(Problem requirements) Decide whether each statement agrees with the text on inventory reservations below: (a) Reservations deduct from the actual inventory quantity as soon as a product goes into the cart. (b) Assigning each source to only one stock rules out overselling when several users check out at the same time. (c) Reservations enter against the aggregated inventory at the stock level. For each, answer yes or no and quote the words of the text that decide it.

(Text section)

"""

If you assign each source to only one stock, then you will never run into the situation where you could potentially oversell inventory when multiple users are checking out at the same time. In rare cases, you potentially have issues with overselling when you assign one or more sources to more than one stock. The situation may occur when customers compete for the last remaining stock of a product.

Reservations

Instead of immediately deducting or adding product inventory quantities, reservations hold inventory updates until order shipment or product refunds. Reservations work entirely in the backend to automatically update inventory totals. Understanding these holds is helpful for MSI processes.

Order reservations

Reservations place holds on inventory quantities for the entire shopping process: adding products to cart, completing checkout, and managing refunds. For available inventory and stock, reservations enter against the aggregated inventory at the stock level. The reservations remain in place, counting against the salable quantity without deducting from the actual inventory quantity.

The reservations are at the stock level, counting against quantities until the order is invoiced and shipped. When shipping the order, you can use the SSA recommendation or override to manually override the deductions per source. The reservations automatically deducts from the product quantity for the selected source(s).

The following diagram helps define the process of reservations during an order and through to shipment.

Reservations for an Order

In the example, a customer adds a product to a cart. Magento checks for available salable quantities for the products for that sales channel through the stock. If enough total inventory is available, a reservation saves that quantity temporarily for the order, deducting it from the salable quantity.

Reservations and Salable Quantity

As the order is invoiced, you determine the sources and inventory quantities to deduct and ship. The shipment continues from those sources, sent to the customer. The quantities automatically deduct from the source inventory quantity.

"""

(Provided data)

"""

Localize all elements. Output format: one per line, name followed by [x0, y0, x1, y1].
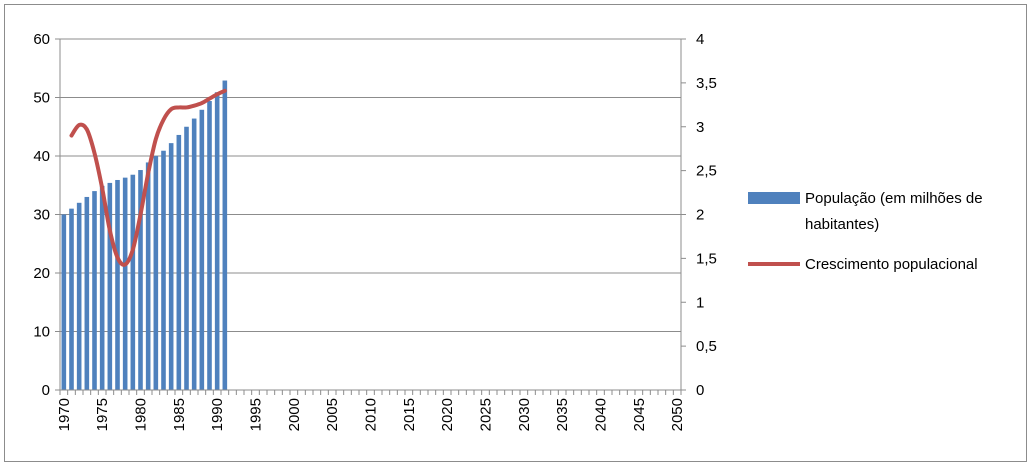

"""

(Result)
(a) No: "counting against the salable quantity without deducting from the actual inventory quantity."
(b) Yes: "If you assign each source to only one stock, then you will never run into the situation where you could potentially oversell inventory when multiple users are checking out at the same time."
(c) Yes: "reservations enter against the aggregated inventory at the stock level."